_THE TASK_
Your task is to output the listing word for word, with pictures excluded.

_DATA EXTRACT_
──────────────────────────────
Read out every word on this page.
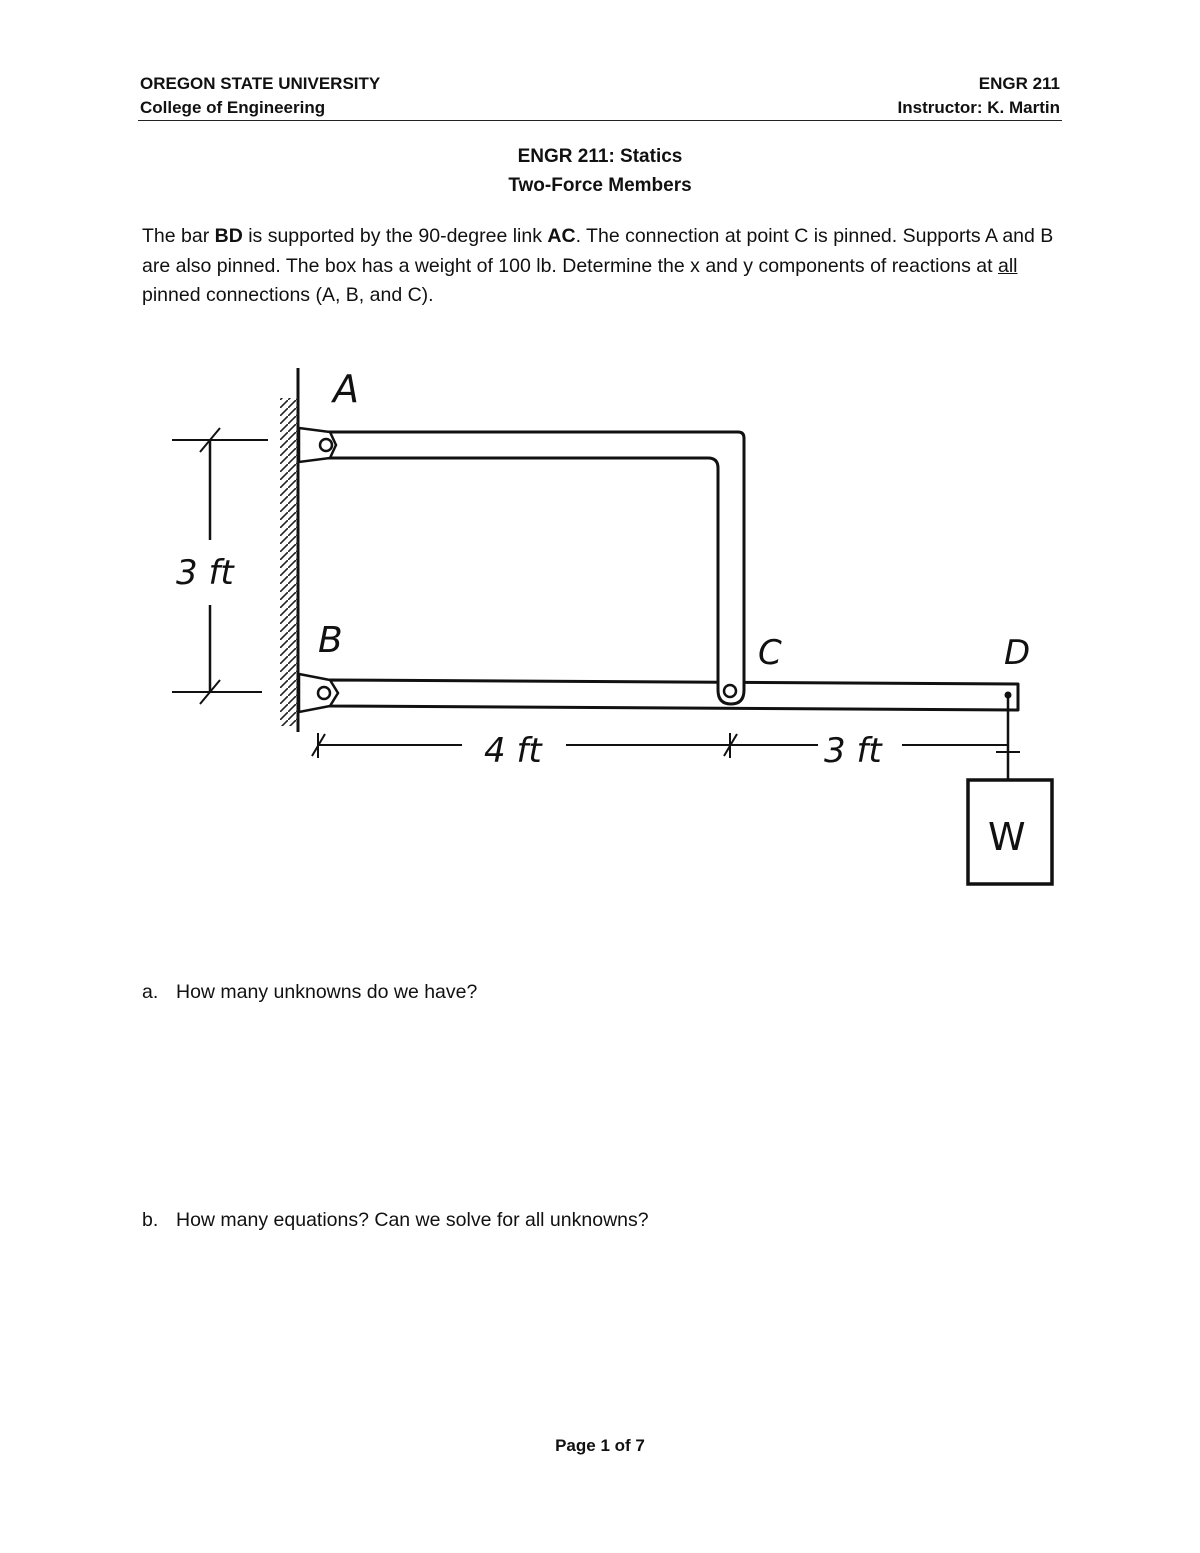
OREGON STATE UNIVERSITY
College of Engineering
ENGR 211
Instructor: K. Martin
ENGR 211: Statics
Two-Force Members
The bar BD is supported by the 90-degree link AC. The connection at point C is pinned. Supports A and B are also pinned. The box has a weight of 100 lb. Determine the x and y components of reactions at all pinned connections (A, B, and C).
A
B	C	D
W
3 ft
4 ft	3 ft
a. How many unknowns do we have?
b. How many equations? Can we solve for all unknowns?
Page 1 of 7
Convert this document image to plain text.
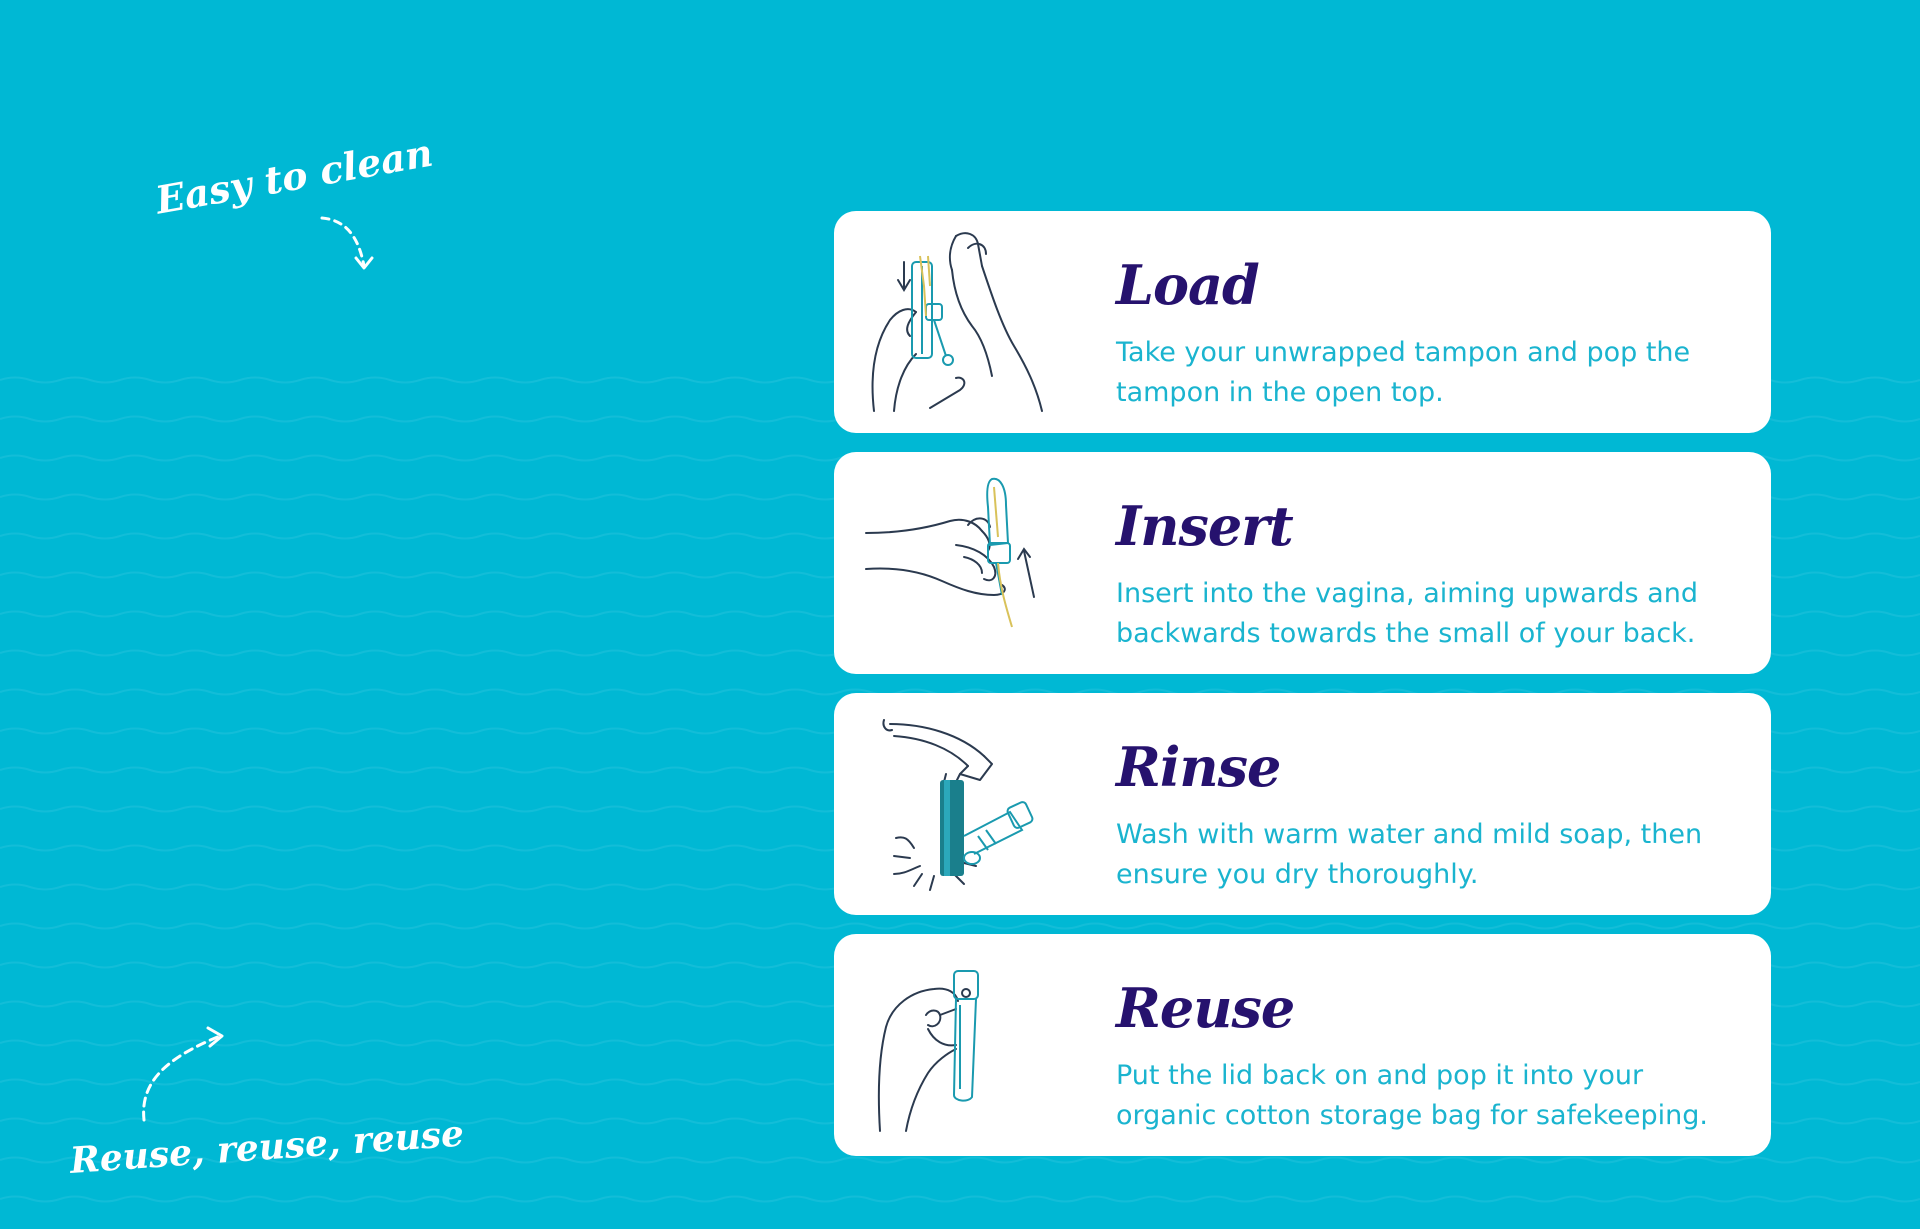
Easy to clean
Reuse, reuse, reuse
Load
Take your unwrapped tampon and pop the tampon in the open top.
Insert
Insert into the vagina, aiming upwards and backwards towards the small of your back.
Rinse
Wash with warm water and mild soap, then ensure you dry thoroughly.
Reuse
Put the lid back on and pop it into your organic cotton storage bag for safekeeping.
──────────────────────────────
_REPLY_
Read out every word on this page.
OREGON STATE UNIVERSITY
College of Engineering
ENGR 211
Instructor: K. Martin
ENGR 211: Statics
Two-Force Members
The bar BD is supported by the 90-degree link AC. The connection at point C is pinned. Supports A and B are also pinned. The box has a weight of 100 lb. Determine the x and y components of reactions at all pinned connections (A, B, and C).
A
B	C	D
W
3 ft
4 ft	3 ft
a. How many unknowns do we have?
b. How many equations? Can we solve for all unknowns?
Page 1 of 7
Convert this document image to plain text.
Easy to clean
Reuse, reuse, reuse
Load
Take your unwrapped tampon and pop the tampon in the open top.
Insert
Insert into the vagina, aiming upwards and backwards towards the small of your back.
Rinse
Wash with warm water and mild soap, then ensure you dry thoroughly.
Reuse
Put the lid back on and pop it into your organic cotton storage bag for safekeeping.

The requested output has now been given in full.